Collect all lines below with the string "JSON".

* DATA TO USE *
Begin

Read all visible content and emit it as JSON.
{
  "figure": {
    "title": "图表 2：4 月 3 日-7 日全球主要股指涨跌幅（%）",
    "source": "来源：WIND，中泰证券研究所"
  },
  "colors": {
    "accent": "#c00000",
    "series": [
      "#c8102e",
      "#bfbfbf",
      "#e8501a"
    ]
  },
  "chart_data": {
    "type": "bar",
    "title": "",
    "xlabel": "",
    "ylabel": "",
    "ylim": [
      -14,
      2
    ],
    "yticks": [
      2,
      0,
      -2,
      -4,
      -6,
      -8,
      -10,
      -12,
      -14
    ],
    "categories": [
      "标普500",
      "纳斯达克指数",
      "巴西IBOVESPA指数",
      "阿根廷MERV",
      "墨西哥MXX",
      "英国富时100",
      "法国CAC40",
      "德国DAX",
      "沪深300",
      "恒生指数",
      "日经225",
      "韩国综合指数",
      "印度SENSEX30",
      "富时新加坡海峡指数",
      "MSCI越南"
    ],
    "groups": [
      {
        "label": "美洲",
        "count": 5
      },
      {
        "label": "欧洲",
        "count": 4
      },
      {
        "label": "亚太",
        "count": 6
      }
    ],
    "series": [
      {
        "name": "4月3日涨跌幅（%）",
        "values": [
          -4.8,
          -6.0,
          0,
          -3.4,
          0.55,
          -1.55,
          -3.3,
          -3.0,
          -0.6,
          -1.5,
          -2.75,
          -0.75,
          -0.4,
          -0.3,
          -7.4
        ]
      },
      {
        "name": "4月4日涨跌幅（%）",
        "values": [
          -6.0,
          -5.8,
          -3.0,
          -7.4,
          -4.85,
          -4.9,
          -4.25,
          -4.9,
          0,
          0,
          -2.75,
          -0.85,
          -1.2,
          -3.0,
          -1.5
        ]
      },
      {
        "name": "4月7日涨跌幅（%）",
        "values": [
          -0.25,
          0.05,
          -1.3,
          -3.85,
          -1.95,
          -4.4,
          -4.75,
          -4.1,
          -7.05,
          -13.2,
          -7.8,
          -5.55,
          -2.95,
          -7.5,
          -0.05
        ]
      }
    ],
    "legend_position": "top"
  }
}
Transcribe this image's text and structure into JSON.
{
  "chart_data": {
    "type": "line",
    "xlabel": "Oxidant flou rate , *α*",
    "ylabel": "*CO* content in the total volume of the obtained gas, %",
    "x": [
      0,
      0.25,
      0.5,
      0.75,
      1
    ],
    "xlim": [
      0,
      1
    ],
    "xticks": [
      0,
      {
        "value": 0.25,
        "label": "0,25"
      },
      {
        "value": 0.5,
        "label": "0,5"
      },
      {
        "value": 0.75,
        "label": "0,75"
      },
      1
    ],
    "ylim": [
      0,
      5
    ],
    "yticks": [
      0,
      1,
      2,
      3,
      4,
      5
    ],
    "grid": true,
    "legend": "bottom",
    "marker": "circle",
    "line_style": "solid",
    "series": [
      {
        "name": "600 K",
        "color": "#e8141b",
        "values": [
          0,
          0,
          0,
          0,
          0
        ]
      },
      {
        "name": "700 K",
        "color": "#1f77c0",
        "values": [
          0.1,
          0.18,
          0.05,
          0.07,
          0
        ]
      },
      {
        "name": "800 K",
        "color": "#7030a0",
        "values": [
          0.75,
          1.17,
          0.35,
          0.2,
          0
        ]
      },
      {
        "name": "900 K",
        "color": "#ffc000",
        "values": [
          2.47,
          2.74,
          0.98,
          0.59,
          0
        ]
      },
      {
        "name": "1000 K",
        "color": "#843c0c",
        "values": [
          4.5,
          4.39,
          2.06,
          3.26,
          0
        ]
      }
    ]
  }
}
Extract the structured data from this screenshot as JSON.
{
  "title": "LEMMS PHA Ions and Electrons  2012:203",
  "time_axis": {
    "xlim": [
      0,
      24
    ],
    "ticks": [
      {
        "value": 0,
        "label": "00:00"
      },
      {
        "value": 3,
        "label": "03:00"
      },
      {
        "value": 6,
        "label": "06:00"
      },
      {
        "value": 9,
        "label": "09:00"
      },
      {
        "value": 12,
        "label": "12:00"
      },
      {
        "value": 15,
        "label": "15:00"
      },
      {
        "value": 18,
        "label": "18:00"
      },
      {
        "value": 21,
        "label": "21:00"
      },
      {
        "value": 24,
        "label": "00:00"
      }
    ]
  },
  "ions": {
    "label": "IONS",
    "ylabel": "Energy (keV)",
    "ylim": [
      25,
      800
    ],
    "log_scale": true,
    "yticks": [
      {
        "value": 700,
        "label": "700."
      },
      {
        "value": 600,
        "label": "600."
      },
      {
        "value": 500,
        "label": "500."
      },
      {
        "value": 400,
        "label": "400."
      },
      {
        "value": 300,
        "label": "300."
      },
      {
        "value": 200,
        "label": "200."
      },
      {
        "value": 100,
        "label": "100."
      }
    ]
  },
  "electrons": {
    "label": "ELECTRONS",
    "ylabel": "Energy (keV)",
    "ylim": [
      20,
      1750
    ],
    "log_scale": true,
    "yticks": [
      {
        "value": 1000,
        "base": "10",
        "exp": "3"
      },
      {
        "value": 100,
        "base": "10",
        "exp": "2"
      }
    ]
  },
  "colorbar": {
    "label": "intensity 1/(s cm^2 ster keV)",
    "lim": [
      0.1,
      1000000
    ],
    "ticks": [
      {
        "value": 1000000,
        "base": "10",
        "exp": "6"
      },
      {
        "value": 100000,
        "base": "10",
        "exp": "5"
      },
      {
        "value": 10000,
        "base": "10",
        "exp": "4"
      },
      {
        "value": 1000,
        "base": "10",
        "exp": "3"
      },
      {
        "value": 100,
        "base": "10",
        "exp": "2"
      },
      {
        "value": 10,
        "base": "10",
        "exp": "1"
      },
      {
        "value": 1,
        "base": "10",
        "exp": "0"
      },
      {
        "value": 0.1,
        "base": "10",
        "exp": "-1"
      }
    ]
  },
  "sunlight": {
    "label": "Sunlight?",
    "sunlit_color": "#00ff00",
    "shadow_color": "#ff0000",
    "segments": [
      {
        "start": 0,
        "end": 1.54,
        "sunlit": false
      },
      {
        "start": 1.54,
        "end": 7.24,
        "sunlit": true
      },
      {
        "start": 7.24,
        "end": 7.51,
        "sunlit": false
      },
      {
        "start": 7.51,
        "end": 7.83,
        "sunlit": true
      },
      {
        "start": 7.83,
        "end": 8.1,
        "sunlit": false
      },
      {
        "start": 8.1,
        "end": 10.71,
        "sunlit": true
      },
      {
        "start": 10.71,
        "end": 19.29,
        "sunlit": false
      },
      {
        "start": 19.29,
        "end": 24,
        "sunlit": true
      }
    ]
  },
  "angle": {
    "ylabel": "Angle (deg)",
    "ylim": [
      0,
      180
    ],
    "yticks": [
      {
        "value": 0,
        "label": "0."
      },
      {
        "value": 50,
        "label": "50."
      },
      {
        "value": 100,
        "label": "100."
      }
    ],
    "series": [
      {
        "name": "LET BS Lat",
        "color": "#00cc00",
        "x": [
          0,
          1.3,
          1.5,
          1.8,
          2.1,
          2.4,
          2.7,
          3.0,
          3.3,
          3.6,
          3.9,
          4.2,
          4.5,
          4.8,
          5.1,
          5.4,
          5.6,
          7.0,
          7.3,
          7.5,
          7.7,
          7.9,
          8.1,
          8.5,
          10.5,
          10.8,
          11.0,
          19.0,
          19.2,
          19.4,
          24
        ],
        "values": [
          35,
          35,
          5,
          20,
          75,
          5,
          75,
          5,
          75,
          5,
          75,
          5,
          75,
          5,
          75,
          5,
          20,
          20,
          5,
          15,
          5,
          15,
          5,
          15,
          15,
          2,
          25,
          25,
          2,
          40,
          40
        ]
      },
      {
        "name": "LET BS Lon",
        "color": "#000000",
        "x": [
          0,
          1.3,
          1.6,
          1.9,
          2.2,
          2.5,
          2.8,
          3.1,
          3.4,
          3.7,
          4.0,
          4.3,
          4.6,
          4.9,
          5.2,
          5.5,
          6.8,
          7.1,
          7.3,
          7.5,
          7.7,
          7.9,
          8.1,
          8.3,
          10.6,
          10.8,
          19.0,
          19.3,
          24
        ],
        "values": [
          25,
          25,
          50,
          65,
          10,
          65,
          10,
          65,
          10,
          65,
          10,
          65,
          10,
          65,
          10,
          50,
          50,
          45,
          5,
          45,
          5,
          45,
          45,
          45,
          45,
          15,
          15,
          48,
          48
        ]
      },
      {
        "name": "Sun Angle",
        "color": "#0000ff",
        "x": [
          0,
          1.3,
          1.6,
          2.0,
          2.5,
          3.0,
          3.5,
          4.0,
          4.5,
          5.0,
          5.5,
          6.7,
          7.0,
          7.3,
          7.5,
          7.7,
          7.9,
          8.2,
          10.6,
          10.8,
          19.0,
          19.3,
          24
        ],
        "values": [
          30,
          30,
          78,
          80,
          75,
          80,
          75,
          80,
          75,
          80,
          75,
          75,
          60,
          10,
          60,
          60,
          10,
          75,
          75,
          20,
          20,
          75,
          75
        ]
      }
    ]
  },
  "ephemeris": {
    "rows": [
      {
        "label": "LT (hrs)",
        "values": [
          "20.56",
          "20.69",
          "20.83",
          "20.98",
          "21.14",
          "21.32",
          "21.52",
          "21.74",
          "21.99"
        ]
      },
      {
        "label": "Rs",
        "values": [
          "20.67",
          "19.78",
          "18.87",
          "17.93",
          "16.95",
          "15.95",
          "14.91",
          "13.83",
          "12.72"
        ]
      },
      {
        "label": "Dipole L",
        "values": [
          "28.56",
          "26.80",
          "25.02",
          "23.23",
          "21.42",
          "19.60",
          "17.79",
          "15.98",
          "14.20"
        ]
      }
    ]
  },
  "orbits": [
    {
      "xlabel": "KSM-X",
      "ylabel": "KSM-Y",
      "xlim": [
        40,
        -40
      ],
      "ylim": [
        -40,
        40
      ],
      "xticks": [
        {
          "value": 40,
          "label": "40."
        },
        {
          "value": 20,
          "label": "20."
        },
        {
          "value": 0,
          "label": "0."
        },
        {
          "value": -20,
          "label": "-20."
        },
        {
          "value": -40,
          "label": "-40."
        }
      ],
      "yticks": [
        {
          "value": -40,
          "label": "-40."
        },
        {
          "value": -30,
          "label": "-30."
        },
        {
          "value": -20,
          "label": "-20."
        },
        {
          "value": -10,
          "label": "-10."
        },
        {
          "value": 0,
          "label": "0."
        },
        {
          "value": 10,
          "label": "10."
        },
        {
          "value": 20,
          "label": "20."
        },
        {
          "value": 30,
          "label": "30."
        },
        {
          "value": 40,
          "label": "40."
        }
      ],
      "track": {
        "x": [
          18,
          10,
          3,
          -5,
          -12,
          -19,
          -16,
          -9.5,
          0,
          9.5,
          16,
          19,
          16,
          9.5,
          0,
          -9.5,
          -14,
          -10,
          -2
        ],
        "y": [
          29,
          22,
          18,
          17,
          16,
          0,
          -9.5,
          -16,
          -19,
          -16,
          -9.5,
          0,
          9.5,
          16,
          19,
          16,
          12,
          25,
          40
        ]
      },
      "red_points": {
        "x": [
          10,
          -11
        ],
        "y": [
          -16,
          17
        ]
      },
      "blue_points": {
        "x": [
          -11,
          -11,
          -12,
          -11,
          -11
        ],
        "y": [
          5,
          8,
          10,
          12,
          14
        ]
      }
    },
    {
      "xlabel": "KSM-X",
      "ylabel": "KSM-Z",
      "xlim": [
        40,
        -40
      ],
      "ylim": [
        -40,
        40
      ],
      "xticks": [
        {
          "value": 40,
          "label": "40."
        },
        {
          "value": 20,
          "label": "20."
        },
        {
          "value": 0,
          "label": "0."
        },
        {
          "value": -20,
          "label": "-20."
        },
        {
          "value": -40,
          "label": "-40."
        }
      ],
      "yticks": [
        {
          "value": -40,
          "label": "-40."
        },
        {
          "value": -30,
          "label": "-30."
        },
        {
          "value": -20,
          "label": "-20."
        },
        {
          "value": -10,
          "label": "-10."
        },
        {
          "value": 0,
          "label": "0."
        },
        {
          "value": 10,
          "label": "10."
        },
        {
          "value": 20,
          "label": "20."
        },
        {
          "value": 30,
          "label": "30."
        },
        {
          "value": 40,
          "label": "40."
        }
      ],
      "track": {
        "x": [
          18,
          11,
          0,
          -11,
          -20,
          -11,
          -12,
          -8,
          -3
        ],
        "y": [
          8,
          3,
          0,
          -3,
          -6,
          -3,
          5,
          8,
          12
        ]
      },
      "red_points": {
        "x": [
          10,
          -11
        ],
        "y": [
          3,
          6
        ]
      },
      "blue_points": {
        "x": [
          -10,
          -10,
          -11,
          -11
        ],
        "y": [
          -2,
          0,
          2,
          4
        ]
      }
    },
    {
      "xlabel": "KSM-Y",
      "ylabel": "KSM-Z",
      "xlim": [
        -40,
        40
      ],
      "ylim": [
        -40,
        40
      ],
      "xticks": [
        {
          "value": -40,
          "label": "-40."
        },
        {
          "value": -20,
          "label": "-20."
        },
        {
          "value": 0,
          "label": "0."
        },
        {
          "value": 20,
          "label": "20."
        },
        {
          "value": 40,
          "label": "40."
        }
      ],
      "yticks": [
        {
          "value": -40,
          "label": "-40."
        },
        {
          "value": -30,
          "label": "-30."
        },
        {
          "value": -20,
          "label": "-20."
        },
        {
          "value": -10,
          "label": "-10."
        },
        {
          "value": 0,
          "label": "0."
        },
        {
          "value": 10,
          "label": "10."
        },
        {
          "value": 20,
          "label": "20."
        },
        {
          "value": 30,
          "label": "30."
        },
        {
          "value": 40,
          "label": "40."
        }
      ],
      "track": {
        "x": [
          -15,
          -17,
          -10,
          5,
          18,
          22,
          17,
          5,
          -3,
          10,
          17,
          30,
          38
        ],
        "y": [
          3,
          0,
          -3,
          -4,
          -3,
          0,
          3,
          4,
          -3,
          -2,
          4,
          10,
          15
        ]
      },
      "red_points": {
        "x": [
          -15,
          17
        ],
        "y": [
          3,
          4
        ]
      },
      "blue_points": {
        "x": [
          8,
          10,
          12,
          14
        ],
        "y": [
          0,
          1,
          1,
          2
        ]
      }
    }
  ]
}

End

* IN RESPONSE *
Read all visible content and emit it as JSON.
Transcribe this image's text and structure into JSON.
Extract the structured data from this screenshot as JSON.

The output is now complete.